Extracted records
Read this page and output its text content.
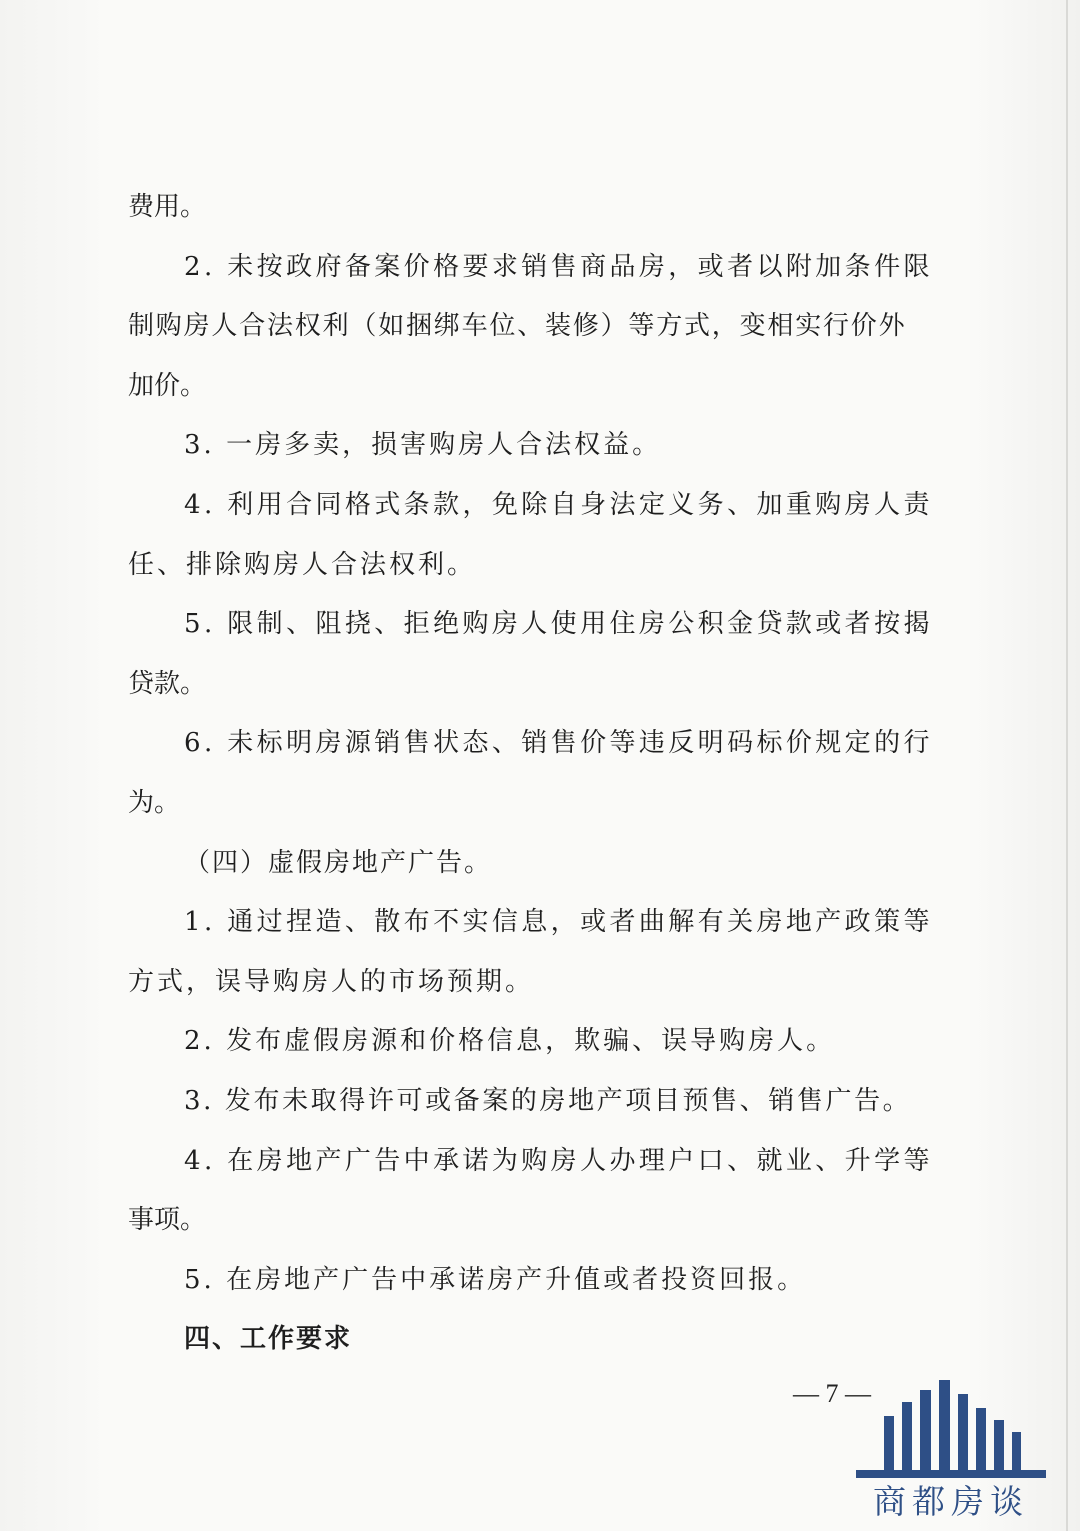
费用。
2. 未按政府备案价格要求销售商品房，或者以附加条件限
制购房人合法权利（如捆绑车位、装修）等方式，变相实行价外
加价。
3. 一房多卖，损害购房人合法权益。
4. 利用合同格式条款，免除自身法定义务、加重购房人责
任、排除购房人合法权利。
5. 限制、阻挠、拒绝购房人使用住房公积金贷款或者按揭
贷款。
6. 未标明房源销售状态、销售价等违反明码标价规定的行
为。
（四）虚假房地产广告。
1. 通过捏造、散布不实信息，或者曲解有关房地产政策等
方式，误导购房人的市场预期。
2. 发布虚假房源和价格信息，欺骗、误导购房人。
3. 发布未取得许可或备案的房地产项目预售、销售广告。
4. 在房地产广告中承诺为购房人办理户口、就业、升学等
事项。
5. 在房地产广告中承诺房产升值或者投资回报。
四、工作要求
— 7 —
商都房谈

Problem requirements: Pictures in the records should not appear in your copy, but everything else must be transcribed exactly.

The answer:
Read this page and output its text content.
费用。
2. 未按政府备案价格要求销售商品房，或者以附加条件限
制购房人合法权利（如捆绑车位、装修）等方式，变相实行价外
加价。
3. 一房多卖，损害购房人合法权益。
4. 利用合同格式条款，免除自身法定义务、加重购房人责
任、排除购房人合法权利。
5. 限制、阻挠、拒绝购房人使用住房公积金贷款或者按揭
贷款。
6. 未标明房源销售状态、销售价等违反明码标价规定的行
为。
（四）虚假房地产广告。
1. 通过捏造、散布不实信息，或者曲解有关房地产政策等
方式，误导购房人的市场预期。
2. 发布虚假房源和价格信息，欺骗、误导购房人。
3. 发布未取得许可或备案的房地产项目预售、销售广告。
4. 在房地产广告中承诺为购房人办理户口、就业、升学等
事项。
5. 在房地产广告中承诺房产升值或者投资回报。
四、工作要求
— 7 —
商都房谈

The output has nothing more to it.